Written instruction -
Update the material so that each "circuit-trace" becomes "circuit-wire". Leave all other text unchanged.

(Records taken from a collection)
━━━

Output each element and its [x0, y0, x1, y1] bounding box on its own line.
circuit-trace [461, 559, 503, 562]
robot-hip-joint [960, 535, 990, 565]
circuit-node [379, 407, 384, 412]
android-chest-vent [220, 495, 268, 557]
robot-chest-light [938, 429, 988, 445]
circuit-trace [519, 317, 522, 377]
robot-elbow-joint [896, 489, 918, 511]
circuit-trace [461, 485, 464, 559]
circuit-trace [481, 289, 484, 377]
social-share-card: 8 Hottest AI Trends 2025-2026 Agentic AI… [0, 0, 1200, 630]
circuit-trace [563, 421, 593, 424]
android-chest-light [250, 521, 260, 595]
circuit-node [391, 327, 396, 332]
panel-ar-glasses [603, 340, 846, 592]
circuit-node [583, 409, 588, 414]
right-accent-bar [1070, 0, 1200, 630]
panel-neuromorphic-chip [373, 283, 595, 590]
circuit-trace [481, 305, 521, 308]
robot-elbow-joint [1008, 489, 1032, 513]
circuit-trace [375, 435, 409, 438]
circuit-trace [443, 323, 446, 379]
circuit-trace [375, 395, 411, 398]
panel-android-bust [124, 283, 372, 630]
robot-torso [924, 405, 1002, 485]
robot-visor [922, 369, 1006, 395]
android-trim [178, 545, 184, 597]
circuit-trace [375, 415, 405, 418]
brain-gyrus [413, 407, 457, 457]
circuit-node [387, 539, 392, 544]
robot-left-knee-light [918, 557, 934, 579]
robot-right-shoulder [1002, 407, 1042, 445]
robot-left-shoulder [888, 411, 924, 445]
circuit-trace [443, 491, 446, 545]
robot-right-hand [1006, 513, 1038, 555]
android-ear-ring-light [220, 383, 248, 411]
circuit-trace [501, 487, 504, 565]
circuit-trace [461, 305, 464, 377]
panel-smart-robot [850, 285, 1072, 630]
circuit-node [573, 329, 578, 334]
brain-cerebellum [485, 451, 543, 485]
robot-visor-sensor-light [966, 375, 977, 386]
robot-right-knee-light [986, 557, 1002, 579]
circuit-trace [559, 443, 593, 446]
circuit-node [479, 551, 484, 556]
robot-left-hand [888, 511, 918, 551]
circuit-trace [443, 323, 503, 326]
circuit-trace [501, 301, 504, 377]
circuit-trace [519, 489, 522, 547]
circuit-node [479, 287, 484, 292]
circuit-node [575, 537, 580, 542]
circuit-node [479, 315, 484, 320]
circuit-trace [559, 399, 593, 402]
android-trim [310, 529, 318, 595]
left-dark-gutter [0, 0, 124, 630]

━━━

Task result -
Output each element and its [x0, y0, x1, y1] bounding box on its own line.
circuit-wire [461, 559, 503, 562]
robot-hip-joint [960, 535, 990, 565]
circuit-node [379, 407, 384, 412]
android-chest-vent [220, 495, 268, 557]
robot-chest-light [938, 429, 988, 445]
circuit-wire [519, 317, 522, 377]
robot-elbow-joint [896, 489, 918, 511]
circuit-wire [461, 485, 464, 559]
circuit-wire [481, 289, 484, 377]
social-share-card: 8 Hottest AI Trends 2025-2026 Agentic AI… [0, 0, 1200, 630]
circuit-wire [563, 421, 593, 424]
android-chest-light [250, 521, 260, 595]
circuit-node [391, 327, 396, 332]
panel-ar-glasses [603, 340, 846, 592]
circuit-node [583, 409, 588, 414]
right-accent-bar [1070, 0, 1200, 630]
panel-neuromorphic-chip [373, 283, 595, 590]
circuit-wire [481, 305, 521, 308]
robot-elbow-joint [1008, 489, 1032, 513]
circuit-wire [375, 435, 409, 438]
circuit-wire [443, 323, 446, 379]
circuit-wire [375, 395, 411, 398]
panel-android-bust [124, 283, 372, 630]
robot-torso [924, 405, 1002, 485]
robot-visor [922, 369, 1006, 395]
android-trim [178, 545, 184, 597]
circuit-wire [375, 415, 405, 418]
brain-gyrus [413, 407, 457, 457]
circuit-node [387, 539, 392, 544]
robot-left-knee-light [918, 557, 934, 579]
robot-right-shoulder [1002, 407, 1042, 445]
robot-left-shoulder [888, 411, 924, 445]
circuit-wire [443, 491, 446, 545]
robot-right-hand [1006, 513, 1038, 555]
android-ear-ring-light [220, 383, 248, 411]
circuit-wire [501, 487, 504, 565]
circuit-wire [461, 305, 464, 377]
panel-smart-robot [850, 285, 1072, 630]
circuit-node [573, 329, 578, 334]
brain-cerebellum [485, 451, 543, 485]
robot-visor-sensor-light [966, 375, 977, 386]
robot-right-knee-light [986, 557, 1002, 579]
circuit-wire [559, 443, 593, 446]
circuit-node [479, 551, 484, 556]
robot-left-hand [888, 511, 918, 551]
circuit-wire [443, 323, 503, 326]
circuit-wire [501, 301, 504, 377]
circuit-wire [519, 489, 522, 547]
circuit-node [479, 287, 484, 292]
circuit-node [575, 537, 580, 542]
circuit-node [479, 315, 484, 320]
circuit-wire [559, 399, 593, 402]
android-trim [310, 529, 318, 595]
left-dark-gutter [0, 0, 124, 630]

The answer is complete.